## Exercise
Please report every line from the material that contains the word "text".
====== Dataset entries ======
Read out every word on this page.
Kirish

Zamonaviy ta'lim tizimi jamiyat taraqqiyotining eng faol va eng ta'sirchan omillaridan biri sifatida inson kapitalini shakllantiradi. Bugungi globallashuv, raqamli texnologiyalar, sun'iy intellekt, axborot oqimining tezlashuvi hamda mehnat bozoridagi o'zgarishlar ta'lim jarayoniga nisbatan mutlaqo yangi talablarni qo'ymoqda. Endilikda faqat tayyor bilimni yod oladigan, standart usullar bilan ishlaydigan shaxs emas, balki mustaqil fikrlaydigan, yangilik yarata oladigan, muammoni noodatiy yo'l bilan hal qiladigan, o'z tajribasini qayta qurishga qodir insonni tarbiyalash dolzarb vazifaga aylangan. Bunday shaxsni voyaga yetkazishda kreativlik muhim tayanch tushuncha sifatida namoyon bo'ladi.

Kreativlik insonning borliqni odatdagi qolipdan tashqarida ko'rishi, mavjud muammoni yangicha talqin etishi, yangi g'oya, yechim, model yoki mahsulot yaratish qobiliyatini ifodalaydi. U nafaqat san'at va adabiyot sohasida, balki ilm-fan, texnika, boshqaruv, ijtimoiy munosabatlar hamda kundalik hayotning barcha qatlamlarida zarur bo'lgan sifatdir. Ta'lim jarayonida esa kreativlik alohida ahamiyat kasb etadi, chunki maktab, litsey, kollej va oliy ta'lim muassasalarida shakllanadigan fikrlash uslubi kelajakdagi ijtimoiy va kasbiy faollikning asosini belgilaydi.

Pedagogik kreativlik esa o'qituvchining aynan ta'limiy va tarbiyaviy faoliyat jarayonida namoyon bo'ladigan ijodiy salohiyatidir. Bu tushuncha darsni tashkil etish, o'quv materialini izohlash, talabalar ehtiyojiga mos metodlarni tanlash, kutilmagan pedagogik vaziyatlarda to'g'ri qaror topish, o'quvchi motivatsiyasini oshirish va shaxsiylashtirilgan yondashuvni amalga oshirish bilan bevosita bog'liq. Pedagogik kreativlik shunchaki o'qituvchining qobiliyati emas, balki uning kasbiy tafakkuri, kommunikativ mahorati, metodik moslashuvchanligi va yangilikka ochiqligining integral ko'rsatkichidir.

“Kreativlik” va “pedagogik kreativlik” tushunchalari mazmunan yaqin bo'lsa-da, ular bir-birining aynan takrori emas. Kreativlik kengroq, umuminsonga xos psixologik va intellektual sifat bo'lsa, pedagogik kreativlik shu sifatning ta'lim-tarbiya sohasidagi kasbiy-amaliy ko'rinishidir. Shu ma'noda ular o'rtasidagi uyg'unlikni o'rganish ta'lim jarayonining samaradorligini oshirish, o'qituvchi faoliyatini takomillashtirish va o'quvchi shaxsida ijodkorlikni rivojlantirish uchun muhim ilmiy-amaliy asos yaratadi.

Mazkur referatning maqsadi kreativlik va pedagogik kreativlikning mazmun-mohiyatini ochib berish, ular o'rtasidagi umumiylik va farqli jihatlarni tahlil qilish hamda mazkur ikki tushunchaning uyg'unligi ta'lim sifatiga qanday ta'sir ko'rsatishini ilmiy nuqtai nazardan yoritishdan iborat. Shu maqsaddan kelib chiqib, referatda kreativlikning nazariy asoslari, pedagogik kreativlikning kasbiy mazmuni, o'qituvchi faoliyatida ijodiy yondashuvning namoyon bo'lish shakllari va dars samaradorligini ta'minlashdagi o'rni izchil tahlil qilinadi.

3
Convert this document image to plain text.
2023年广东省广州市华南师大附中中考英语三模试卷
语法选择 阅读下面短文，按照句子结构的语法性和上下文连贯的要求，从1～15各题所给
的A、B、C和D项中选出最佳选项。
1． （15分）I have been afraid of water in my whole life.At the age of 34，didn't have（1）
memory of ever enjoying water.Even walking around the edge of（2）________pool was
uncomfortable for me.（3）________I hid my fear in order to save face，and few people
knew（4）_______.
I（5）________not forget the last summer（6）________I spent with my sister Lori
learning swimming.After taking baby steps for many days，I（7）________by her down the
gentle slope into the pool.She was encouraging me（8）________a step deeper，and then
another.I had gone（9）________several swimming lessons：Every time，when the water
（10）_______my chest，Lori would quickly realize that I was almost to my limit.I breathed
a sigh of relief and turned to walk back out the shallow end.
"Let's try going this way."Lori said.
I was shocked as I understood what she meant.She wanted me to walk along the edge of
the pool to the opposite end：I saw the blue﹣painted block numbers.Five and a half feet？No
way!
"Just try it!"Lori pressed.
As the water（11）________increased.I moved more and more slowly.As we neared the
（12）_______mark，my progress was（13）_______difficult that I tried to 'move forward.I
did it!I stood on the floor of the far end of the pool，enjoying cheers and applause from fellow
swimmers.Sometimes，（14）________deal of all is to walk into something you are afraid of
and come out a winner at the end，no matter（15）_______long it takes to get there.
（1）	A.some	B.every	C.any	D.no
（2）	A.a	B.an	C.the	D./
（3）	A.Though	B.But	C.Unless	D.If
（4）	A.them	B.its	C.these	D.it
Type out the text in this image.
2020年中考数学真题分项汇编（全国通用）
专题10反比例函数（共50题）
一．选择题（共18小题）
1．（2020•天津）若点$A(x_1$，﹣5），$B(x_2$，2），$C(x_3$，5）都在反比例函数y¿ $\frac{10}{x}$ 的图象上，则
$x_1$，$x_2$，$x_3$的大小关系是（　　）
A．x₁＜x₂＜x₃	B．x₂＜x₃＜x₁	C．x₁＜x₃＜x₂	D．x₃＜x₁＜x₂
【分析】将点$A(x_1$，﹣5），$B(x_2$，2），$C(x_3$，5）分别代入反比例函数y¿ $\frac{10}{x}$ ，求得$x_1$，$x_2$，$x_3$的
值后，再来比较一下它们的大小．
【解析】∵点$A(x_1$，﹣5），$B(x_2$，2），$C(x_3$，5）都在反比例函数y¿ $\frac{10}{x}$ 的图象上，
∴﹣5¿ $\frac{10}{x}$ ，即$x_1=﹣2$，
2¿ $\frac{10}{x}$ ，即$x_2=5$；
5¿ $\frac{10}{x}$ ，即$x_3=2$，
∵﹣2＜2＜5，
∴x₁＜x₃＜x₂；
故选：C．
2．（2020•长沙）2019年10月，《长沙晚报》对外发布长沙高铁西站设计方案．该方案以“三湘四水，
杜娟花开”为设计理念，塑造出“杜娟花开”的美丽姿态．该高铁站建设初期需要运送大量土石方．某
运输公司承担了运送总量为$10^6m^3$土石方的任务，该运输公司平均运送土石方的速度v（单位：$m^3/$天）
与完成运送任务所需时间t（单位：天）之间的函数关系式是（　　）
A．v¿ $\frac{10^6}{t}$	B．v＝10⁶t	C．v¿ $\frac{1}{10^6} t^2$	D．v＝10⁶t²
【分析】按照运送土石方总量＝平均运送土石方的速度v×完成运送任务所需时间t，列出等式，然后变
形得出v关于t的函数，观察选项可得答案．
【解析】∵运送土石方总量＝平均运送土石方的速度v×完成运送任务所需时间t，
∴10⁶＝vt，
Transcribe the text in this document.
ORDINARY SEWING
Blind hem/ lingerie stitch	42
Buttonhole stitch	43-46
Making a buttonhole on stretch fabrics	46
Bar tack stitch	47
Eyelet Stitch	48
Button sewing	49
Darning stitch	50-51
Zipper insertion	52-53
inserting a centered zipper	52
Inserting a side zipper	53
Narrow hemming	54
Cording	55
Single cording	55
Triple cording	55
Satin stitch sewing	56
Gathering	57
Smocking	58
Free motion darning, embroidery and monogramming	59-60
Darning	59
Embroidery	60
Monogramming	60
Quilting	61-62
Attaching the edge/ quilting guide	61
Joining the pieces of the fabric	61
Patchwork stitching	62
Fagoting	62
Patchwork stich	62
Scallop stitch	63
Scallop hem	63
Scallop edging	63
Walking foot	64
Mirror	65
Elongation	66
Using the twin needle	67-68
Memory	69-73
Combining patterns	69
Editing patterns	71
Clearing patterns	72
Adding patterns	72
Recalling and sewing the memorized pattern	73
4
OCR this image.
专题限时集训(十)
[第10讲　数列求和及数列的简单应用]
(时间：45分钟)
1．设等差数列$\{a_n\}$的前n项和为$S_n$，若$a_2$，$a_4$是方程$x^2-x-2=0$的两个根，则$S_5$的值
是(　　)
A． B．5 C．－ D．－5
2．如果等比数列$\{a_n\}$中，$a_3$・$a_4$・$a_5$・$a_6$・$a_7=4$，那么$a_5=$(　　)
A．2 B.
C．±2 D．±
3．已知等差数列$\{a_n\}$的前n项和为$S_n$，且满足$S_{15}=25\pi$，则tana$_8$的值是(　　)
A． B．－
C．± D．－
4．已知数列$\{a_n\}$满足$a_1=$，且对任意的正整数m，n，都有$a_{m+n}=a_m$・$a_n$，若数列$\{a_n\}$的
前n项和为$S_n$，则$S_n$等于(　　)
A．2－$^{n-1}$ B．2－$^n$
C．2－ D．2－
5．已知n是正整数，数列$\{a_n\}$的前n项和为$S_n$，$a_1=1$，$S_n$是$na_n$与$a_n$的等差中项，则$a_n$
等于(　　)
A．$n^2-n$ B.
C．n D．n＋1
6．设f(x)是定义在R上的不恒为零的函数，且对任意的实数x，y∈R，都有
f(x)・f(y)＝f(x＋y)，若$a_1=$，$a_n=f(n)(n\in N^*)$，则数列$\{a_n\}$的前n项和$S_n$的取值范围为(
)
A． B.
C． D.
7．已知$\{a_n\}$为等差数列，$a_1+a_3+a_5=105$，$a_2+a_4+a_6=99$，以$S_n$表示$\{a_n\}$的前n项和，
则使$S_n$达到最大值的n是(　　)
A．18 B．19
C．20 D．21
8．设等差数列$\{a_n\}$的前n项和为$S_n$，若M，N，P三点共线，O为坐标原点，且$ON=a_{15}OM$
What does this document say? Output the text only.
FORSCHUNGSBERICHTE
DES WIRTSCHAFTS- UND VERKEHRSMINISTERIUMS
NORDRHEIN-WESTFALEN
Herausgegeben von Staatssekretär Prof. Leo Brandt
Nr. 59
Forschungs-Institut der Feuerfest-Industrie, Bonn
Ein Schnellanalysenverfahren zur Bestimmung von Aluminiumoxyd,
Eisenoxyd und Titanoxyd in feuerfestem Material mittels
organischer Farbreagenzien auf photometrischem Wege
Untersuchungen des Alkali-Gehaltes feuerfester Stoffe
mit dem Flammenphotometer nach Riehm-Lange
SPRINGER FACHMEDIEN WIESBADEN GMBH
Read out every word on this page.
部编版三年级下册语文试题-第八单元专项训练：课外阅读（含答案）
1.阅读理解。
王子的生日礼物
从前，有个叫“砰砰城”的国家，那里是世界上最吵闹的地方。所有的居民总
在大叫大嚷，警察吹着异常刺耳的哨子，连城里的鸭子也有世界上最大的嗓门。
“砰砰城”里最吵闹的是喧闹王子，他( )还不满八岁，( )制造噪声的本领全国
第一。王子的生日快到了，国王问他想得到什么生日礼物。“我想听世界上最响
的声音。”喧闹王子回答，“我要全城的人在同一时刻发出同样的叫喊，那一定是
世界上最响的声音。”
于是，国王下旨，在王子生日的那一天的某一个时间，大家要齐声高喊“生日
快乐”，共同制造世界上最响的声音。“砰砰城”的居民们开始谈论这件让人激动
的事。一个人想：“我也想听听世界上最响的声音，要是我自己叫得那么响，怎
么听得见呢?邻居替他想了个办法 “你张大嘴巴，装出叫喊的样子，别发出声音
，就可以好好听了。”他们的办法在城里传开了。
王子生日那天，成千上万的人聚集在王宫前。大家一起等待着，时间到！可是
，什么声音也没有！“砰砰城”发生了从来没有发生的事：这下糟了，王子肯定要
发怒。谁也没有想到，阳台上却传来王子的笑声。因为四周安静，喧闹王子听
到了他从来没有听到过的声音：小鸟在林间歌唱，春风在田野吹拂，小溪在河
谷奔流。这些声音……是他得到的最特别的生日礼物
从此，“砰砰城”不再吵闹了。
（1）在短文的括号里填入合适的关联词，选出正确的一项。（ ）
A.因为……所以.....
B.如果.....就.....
======
## Written answer
Convert this document image to plain text.
Type out the text in this image.
Transcribe the text in this document.
What does this document say? Output the text only.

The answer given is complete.